(Data items)
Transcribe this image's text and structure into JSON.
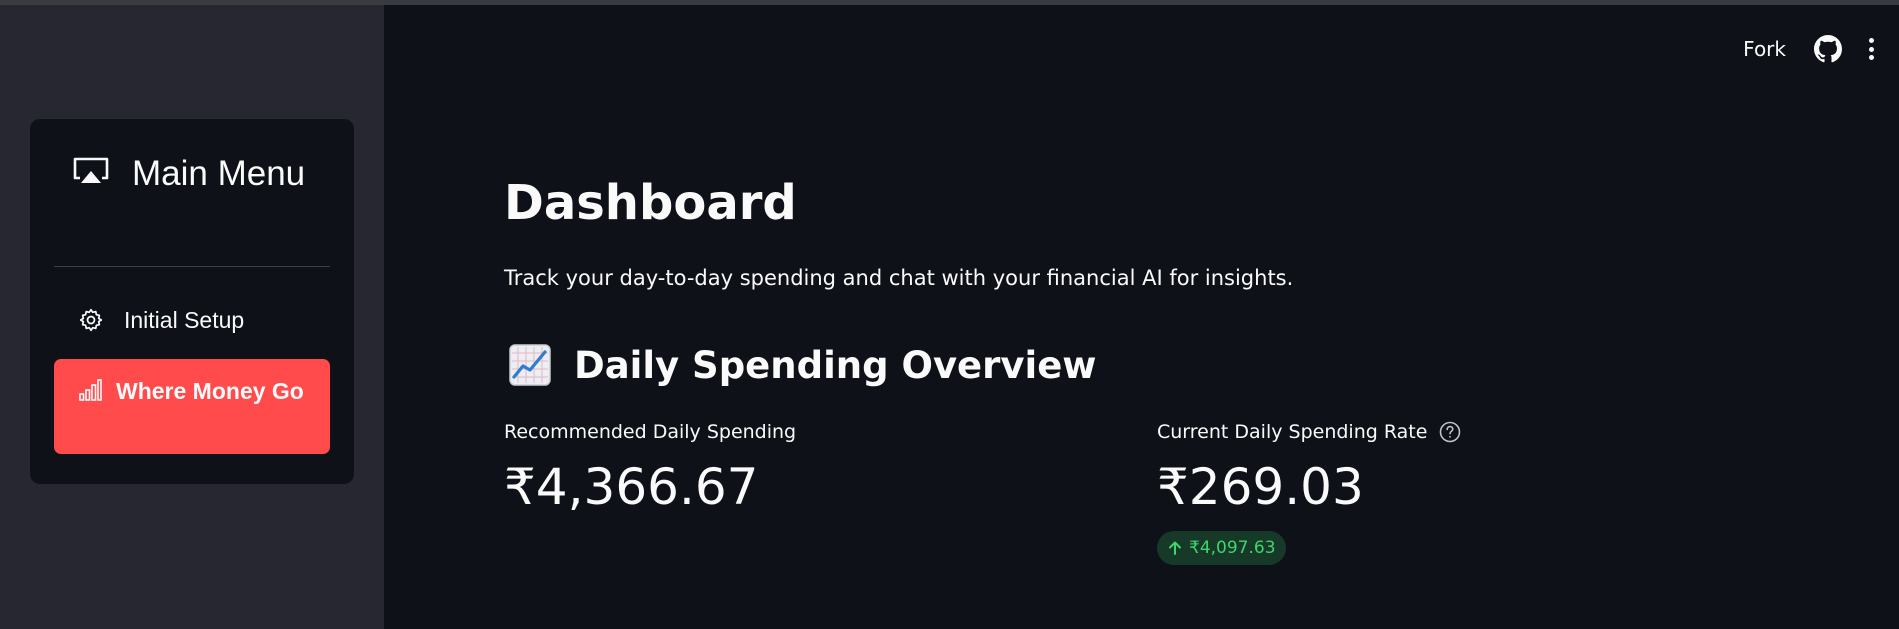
{
  "colors": {
    "accent": "#ff4b4b",
    "sidebar_bg": "#262730",
    "main_bg": "#0e1117",
    "delta_text": "#3dd56d",
    "delta_bg": "#173928"
  },
  "header": {
    "fork_label": "Fork",
    "github_icon": "github-icon",
    "menu_icon": "kebab-menu-icon"
  },
  "sidebar": {
    "menu_icon": "cast-icon",
    "menu_title": "Main Menu",
    "items": [
      {
        "icon": "gear-icon",
        "label": "Initial Setup",
        "active": false
      },
      {
        "icon": "bar-chart-icon",
        "label": "Where Money Go",
        "active": true
      }
    ]
  },
  "main": {
    "title": "Dashboard",
    "caption": "Track your day-to-day spending and chat with your financial AI for insights.",
    "section_icon": "chart-increasing-icon",
    "section_title": "Daily Spending Overview",
    "metrics": [
      {
        "label": "Recommended Daily Spending",
        "value": "₹4,366.67"
      },
      {
        "label": "Current Daily Spending Rate",
        "value": "₹269.03",
        "help_icon": "question-circle-icon",
        "delta": "₹4,097.63",
        "delta_direction": "up"
      }
    ]
  }
}
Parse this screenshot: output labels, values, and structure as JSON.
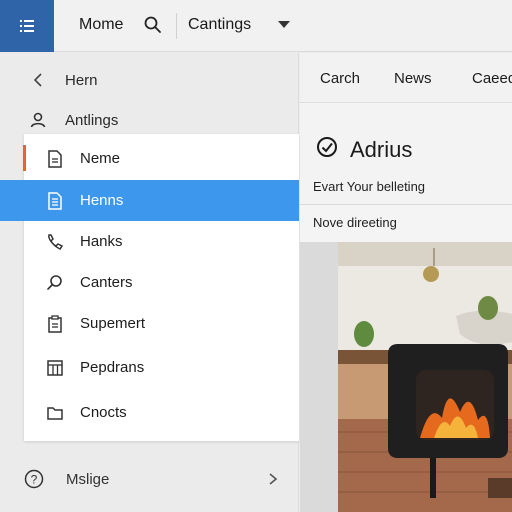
{
  "topbar": {
    "title": "Mome",
    "select_value": "Cantings",
    "menu_icon": "hamburger-icon",
    "accent": "#2f65a8"
  },
  "sidebar": {
    "back_label": "Hern",
    "settings_label": "Antlings",
    "footer_label": "Mslige"
  },
  "panel": {
    "items": [
      {
        "label": "Neme",
        "icon": "document-icon"
      },
      {
        "label": "Henns",
        "icon": "document-list-icon",
        "active": true
      },
      {
        "label": "Hanks",
        "icon": "phone-icon"
      },
      {
        "label": "Canters",
        "icon": "search-icon"
      },
      {
        "label": "Supemert",
        "icon": "clipboard-icon"
      },
      {
        "label": "Pepdrans",
        "icon": "table-icon"
      },
      {
        "label": "Cnocts",
        "icon": "folder-icon"
      }
    ],
    "active_color": "#3d97ec",
    "accent_color": "#e8642a"
  },
  "content": {
    "tabs": [
      "Carch",
      "News",
      "Caeed"
    ],
    "card_title": "Adrius",
    "card_subtitle": "Evart Your belleting",
    "card_footer": "Nove direeting"
  }
}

# WHAT THE TASK ASKS
Exclude the pictures. Write out the remaining data exactly.

# SOLUTION TO THE PROBLEM
Transcribe this image's text and structure into JSON.
{
  "colors": {
    "accent": "#ff4b4b",
    "sidebar_bg": "#262730",
    "main_bg": "#0e1117",
    "delta_text": "#3dd56d",
    "delta_bg": "#173928"
  },
  "header": {
    "fork_label": "Fork",
    "github_icon": "github-icon",
    "menu_icon": "kebab-menu-icon"
  },
  "sidebar": {
    "menu_icon": "cast-icon",
    "menu_title": "Main Menu",
    "items": [
      {
        "icon": "gear-icon",
        "label": "Initial Setup",
        "active": false
      },
      {
        "icon": "bar-chart-icon",
        "label": "Where Money Go",
        "active": true
      }
    ]
  },
  "main": {
    "title": "Dashboard",
    "caption": "Track your day-to-day spending and chat with your financial AI for insights.",
    "section_icon": "chart-increasing-icon",
    "section_title": "Daily Spending Overview",
    "metrics": [
      {
        "label": "Recommended Daily Spending",
        "value": "₹4,366.67"
      },
      {
        "label": "Current Daily Spending Rate",
        "value": "₹269.03",
        "help_icon": "question-circle-icon",
        "delta": "₹4,097.63",
        "delta_direction": "up"
      }
    ]
  }
}
Parse this screenshot: output labels, values, and structure as JSON.
{
  "topbar": {
    "title": "Mome",
    "select_value": "Cantings",
    "menu_icon": "hamburger-icon",
    "accent": "#2f65a8"
  },
  "sidebar": {
    "back_label": "Hern",
    "settings_label": "Antlings",
    "footer_label": "Mslige"
  },
  "panel": {
    "items": [
      {
        "label": "Neme",
        "icon": "document-icon"
      },
      {
        "label": "Henns",
        "icon": "document-list-icon",
        "active": true
      },
      {
        "label": "Hanks",
        "icon": "phone-icon"
      },
      {
        "label": "Canters",
        "icon": "search-icon"
      },
      {
        "label": "Supemert",
        "icon": "clipboard-icon"
      },
      {
        "label": "Pepdrans",
        "icon": "table-icon"
      },
      {
        "label": "Cnocts",
        "icon": "folder-icon"
      }
    ],
    "active_color": "#3d97ec",
    "accent_color": "#e8642a"
  },
  "content": {
    "tabs": [
      "Carch",
      "News",
      "Caeed"
    ],
    "card_title": "Adrius",
    "card_subtitle": "Evart Your belleting",
    "card_footer": "Nove direeting"
  }
}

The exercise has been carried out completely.